— start of Data provided —
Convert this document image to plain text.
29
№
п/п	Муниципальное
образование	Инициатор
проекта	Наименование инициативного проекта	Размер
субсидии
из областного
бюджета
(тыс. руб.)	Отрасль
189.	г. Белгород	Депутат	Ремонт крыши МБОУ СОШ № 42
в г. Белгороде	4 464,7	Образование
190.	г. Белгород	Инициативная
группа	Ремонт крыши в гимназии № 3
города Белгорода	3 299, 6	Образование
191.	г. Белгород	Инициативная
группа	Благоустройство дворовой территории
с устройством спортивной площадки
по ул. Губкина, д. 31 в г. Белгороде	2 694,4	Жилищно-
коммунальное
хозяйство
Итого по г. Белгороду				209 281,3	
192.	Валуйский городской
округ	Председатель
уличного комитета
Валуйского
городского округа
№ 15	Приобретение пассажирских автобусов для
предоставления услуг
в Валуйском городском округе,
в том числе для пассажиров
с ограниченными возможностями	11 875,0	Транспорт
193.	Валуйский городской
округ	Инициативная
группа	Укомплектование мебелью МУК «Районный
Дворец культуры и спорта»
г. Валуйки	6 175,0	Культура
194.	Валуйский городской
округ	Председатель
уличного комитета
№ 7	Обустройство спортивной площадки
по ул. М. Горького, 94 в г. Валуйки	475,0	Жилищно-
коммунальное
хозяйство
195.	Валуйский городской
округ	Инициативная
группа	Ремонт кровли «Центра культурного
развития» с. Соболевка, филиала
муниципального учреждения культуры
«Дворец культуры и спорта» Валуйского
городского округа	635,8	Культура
— end of Data provided —
— start of Data provided —
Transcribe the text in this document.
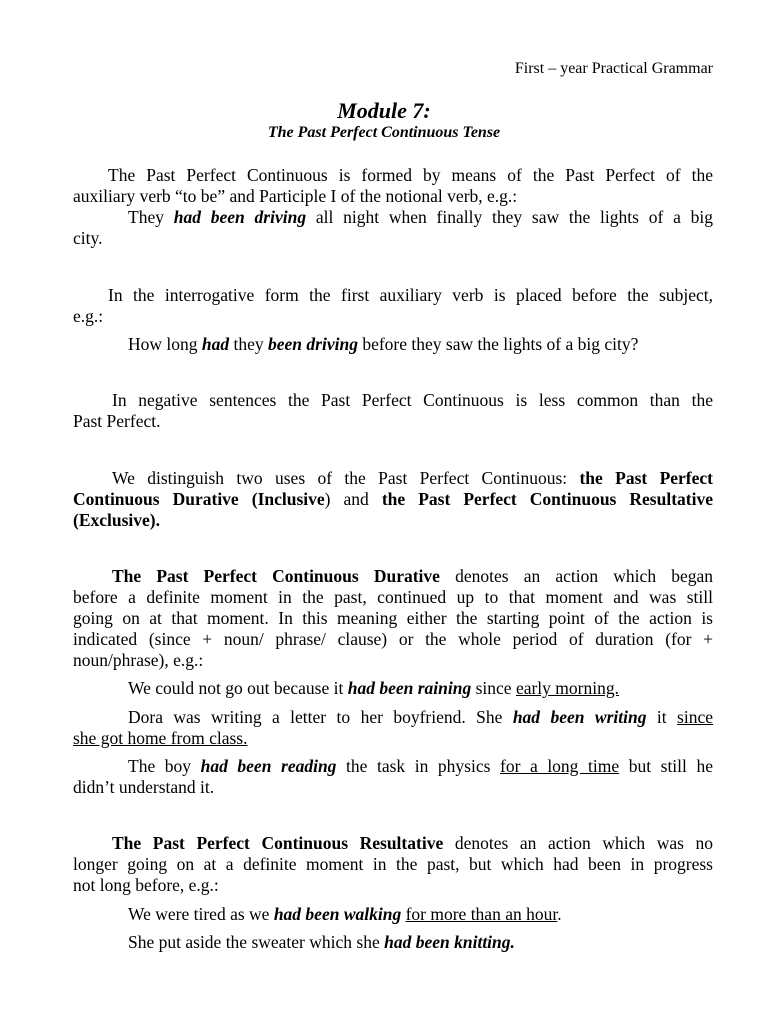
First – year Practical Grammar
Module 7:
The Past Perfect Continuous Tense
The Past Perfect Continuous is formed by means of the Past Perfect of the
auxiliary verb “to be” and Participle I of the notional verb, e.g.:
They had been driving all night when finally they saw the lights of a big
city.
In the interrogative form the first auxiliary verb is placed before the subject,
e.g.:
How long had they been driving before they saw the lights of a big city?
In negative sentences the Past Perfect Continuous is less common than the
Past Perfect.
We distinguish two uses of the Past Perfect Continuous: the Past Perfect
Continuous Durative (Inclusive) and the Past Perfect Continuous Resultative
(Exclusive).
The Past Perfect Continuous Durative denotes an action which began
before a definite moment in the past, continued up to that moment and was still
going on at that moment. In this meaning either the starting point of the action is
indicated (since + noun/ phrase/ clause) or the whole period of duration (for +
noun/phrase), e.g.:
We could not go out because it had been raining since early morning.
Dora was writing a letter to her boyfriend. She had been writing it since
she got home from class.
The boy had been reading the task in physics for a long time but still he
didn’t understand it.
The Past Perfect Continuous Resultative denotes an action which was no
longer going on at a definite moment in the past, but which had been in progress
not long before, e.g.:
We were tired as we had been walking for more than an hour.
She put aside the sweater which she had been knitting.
— end of Data provided —
What the task asks | Pull out all lines containing "that".

Full response |
before a definite moment in the past, continued up to that moment and was still
going on at that moment. In this meaning either the starting point of the action is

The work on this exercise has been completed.